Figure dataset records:
⟨

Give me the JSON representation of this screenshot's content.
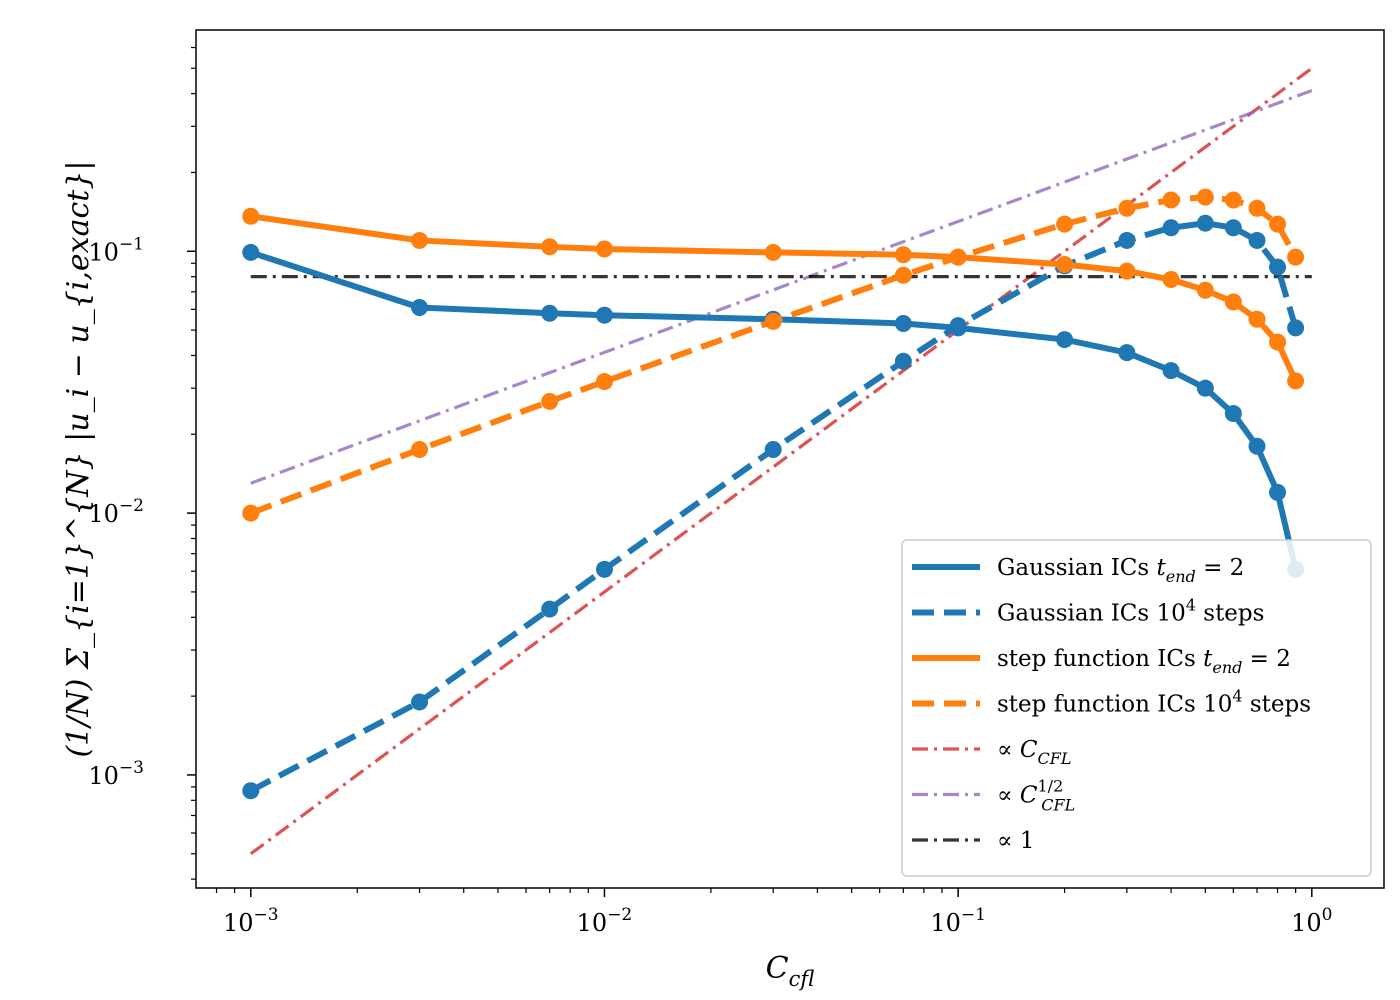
{
  "chart_data": {
    "type": "line",
    "xscale": "log",
    "yscale": "log",
    "xlim": [
      0.0007,
      1.6
    ],
    "ylim": [
      0.00037,
      0.7
    ],
    "xlabel": "C_cfl",
    "ylabel": "(1/N) Σ_{i=1}^{N} |u_i − u_{i,exact}|",
    "x_ticks": [
      {
        "value": 0.001,
        "base": "10",
        "exp": "−3"
      },
      {
        "value": 0.01,
        "base": "10",
        "exp": "−2"
      },
      {
        "value": 0.1,
        "base": "10",
        "exp": "−1"
      },
      {
        "value": 1,
        "base": "10",
        "exp": "0"
      }
    ],
    "y_ticks": [
      {
        "value": 0.001,
        "base": "10",
        "exp": "−3"
      },
      {
        "value": 0.01,
        "base": "10",
        "exp": "−2"
      },
      {
        "value": 0.1,
        "base": "10",
        "exp": "−1"
      }
    ],
    "legend_position": "lower-right",
    "series": [
      {
        "name": "Gaussian ICs t_end = 2",
        "legend_parts": [
          "Gaussian ICs ",
          "t",
          "end",
          " = 2"
        ],
        "color": "#1f77b4",
        "dash": "solid",
        "markers": true,
        "x": [
          0.001,
          0.003,
          0.007,
          0.01,
          0.03,
          0.07,
          0.1,
          0.2,
          0.3,
          0.4,
          0.5,
          0.6,
          0.7,
          0.8,
          0.9
        ],
        "y": [
          0.099,
          0.061,
          0.058,
          0.057,
          0.055,
          0.053,
          0.051,
          0.046,
          0.041,
          0.035,
          0.03,
          0.024,
          0.018,
          0.012,
          0.0061
        ]
      },
      {
        "name": "Gaussian ICs 10^4 steps",
        "legend_parts": [
          "Gaussian ICs 10",
          "4",
          " steps"
        ],
        "color": "#1f77b4",
        "dash": "dashed",
        "markers": true,
        "x": [
          0.001,
          0.003,
          0.007,
          0.01,
          0.03,
          0.07,
          0.1,
          0.2,
          0.3,
          0.4,
          0.5,
          0.6,
          0.7,
          0.8,
          0.9
        ],
        "y": [
          0.00087,
          0.0019,
          0.0043,
          0.0061,
          0.0175,
          0.038,
          0.052,
          0.088,
          0.11,
          0.123,
          0.128,
          0.123,
          0.11,
          0.087,
          0.051
        ]
      },
      {
        "name": "step function ICs t_end = 2",
        "legend_parts": [
          "step function ICs ",
          "t",
          "end",
          " = 2"
        ],
        "color": "#ff7f0e",
        "dash": "solid",
        "markers": true,
        "x": [
          0.001,
          0.003,
          0.007,
          0.01,
          0.03,
          0.07,
          0.1,
          0.2,
          0.3,
          0.4,
          0.5,
          0.6,
          0.7,
          0.8,
          0.9
        ],
        "y": [
          0.136,
          0.11,
          0.104,
          0.102,
          0.099,
          0.097,
          0.095,
          0.089,
          0.084,
          0.078,
          0.071,
          0.064,
          0.055,
          0.045,
          0.032
        ]
      },
      {
        "name": "step function ICs 10^4 steps",
        "legend_parts": [
          "step function ICs 10",
          "4",
          " steps"
        ],
        "color": "#ff7f0e",
        "dash": "dashed",
        "markers": true,
        "x": [
          0.001,
          0.003,
          0.007,
          0.01,
          0.03,
          0.07,
          0.1,
          0.2,
          0.3,
          0.4,
          0.5,
          0.6,
          0.7,
          0.8,
          0.9
        ],
        "y": [
          0.01,
          0.0175,
          0.0267,
          0.0318,
          0.054,
          0.081,
          0.095,
          0.127,
          0.146,
          0.157,
          0.161,
          0.157,
          0.146,
          0.127,
          0.095
        ]
      },
      {
        "name": "∝ C_CFL",
        "legend_parts": [
          "∝ ",
          "C",
          "CFL",
          ""
        ],
        "color": "#d62728",
        "dash": "dashdot",
        "markers": false,
        "alpha": 0.8,
        "x": [
          0.001,
          1.0
        ],
        "y": [
          0.0005,
          0.5
        ]
      },
      {
        "name": "∝ C_CFL^1/2",
        "legend_parts": [
          "∝ ",
          "C",
          "CFL",
          "1/2"
        ],
        "color": "#9467bd",
        "dash": "dashdot",
        "markers": false,
        "alpha": 0.8,
        "x": [
          0.001,
          1.0
        ],
        "y": [
          0.013,
          0.411
        ]
      },
      {
        "name": "∝ 1",
        "legend_parts": [
          "∝ 1"
        ],
        "color": "#000000",
        "dash": "dashdot",
        "markers": false,
        "alpha": 0.8,
        "x": [
          0.001,
          1.0
        ],
        "y": [
          0.08,
          0.08
        ]
      }
    ]
  }
}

⟩

Task prompt: Report how many lines in these entries contain "color". Answer with the number only.

Reply: 7